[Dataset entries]
________________

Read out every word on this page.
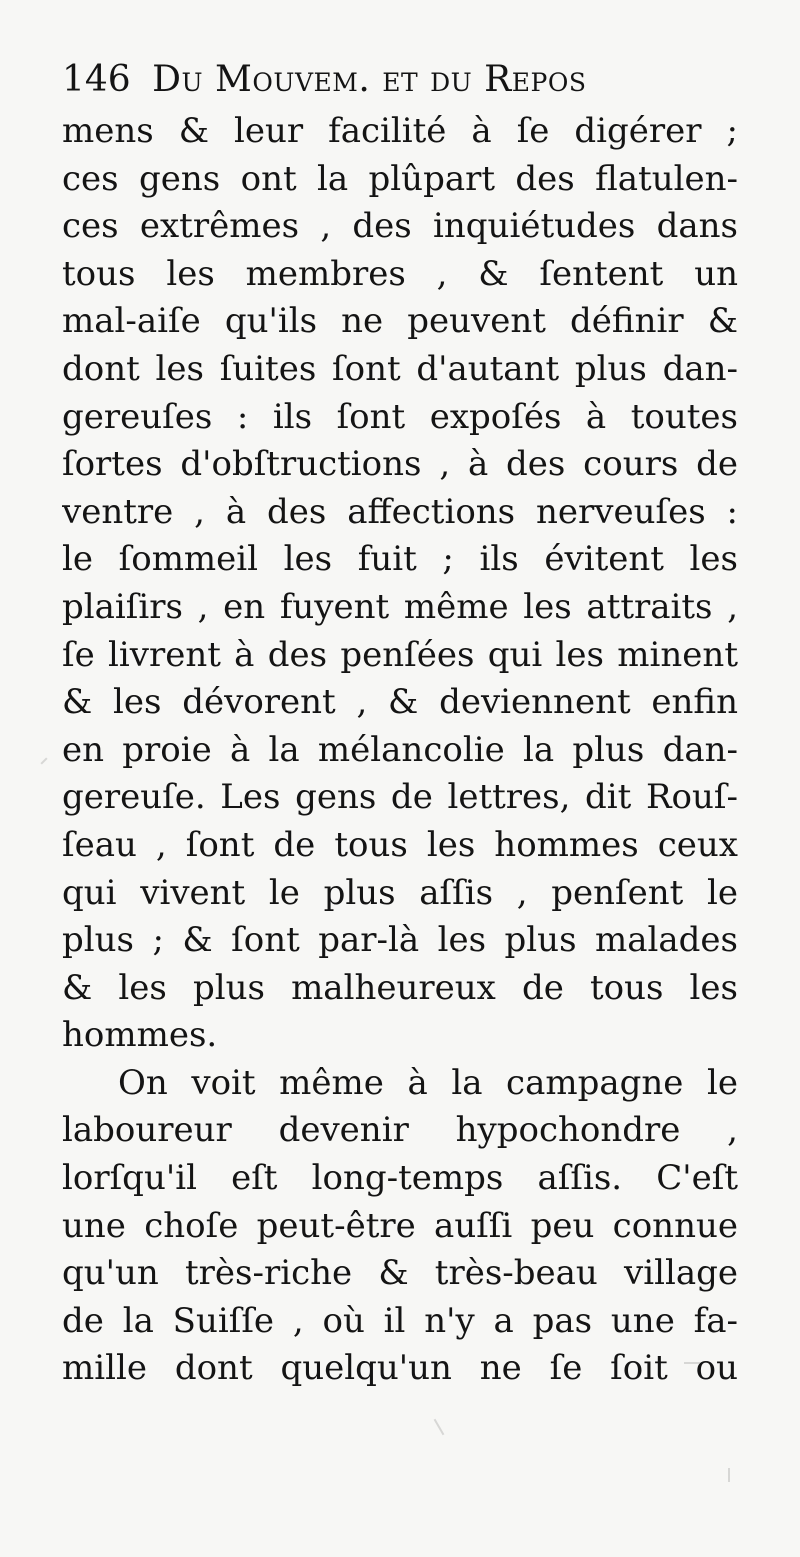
146 Du Mouvem. et du Repos
mens & leur facilité à ſe digérer ;
ces gens ont la plûpart des flatulen-
ces extrêmes , des inquiétudes dans
tous les membres , & ſentent un
mal-aiſe qu'ils ne peuvent définir &
dont les ſuites ſont d'autant plus dan-
gereuſes : ils ſont expoſés à toutes
ſortes d'obſtructions , à des cours de
ventre , à des affections nerveuſes :
le ſommeil les fuit ; ils évitent les
plaiſirs , en fuyent même les attraits ,
ſe livrent à des penſées qui les minent
& les dévorent , & deviennent enfin
en proie à la mélancolie la plus dan-
gereuſe. Les gens de lettres, dit Rouſ-
ſeau , ſont de tous les hommes ceux
qui vivent le plus aſſis , penſent le
plus ; & ſont par-là les plus malades
& les plus malheureux de tous les
hommes.
On voit même à la campagne le
laboureur devenir hypochondre ,
lorſqu'il eſt long-temps aſſis. C'eſt
une choſe peut-être auſſi peu connue
qu'un très-riche & très-beau village
de la Suiſſe , où il n'y a pas une fa-
mille dont quelqu'un ne ſe ſoit ou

________________

Short task: Reproduce each line exactly as it appears, omitting the pictures.

Exercise output:
Read out every word on this page.
146 Du Mouvem. et du Repos
mens & leur facilité à ſe digérer ;
ces gens ont la plûpart des flatulen-
ces extrêmes , des inquiétudes dans
tous les membres , & ſentent un
mal-aiſe qu'ils ne peuvent définir &
dont les ſuites ſont d'autant plus dan-
gereuſes : ils ſont expoſés à toutes
ſortes d'obſtructions , à des cours de
ventre , à des affections nerveuſes :
le ſommeil les fuit ; ils évitent les
plaiſirs , en fuyent même les attraits ,
ſe livrent à des penſées qui les minent
& les dévorent , & deviennent enfin
en proie à la mélancolie la plus dan-
gereuſe. Les gens de lettres, dit Rouſ-
ſeau , ſont de tous les hommes ceux
qui vivent le plus aſſis , penſent le
plus ; & ſont par-là les plus malades
& les plus malheureux de tous les
hommes.
On voit même à la campagne le
laboureur devenir hypochondre ,
lorſqu'il eſt long-temps aſſis. C'eſt
une choſe peut-être auſſi peu connue
qu'un très-riche & très-beau village
de la Suiſſe , où il n'y a pas une fa-
mille dont quelqu'un ne ſe ſoit ou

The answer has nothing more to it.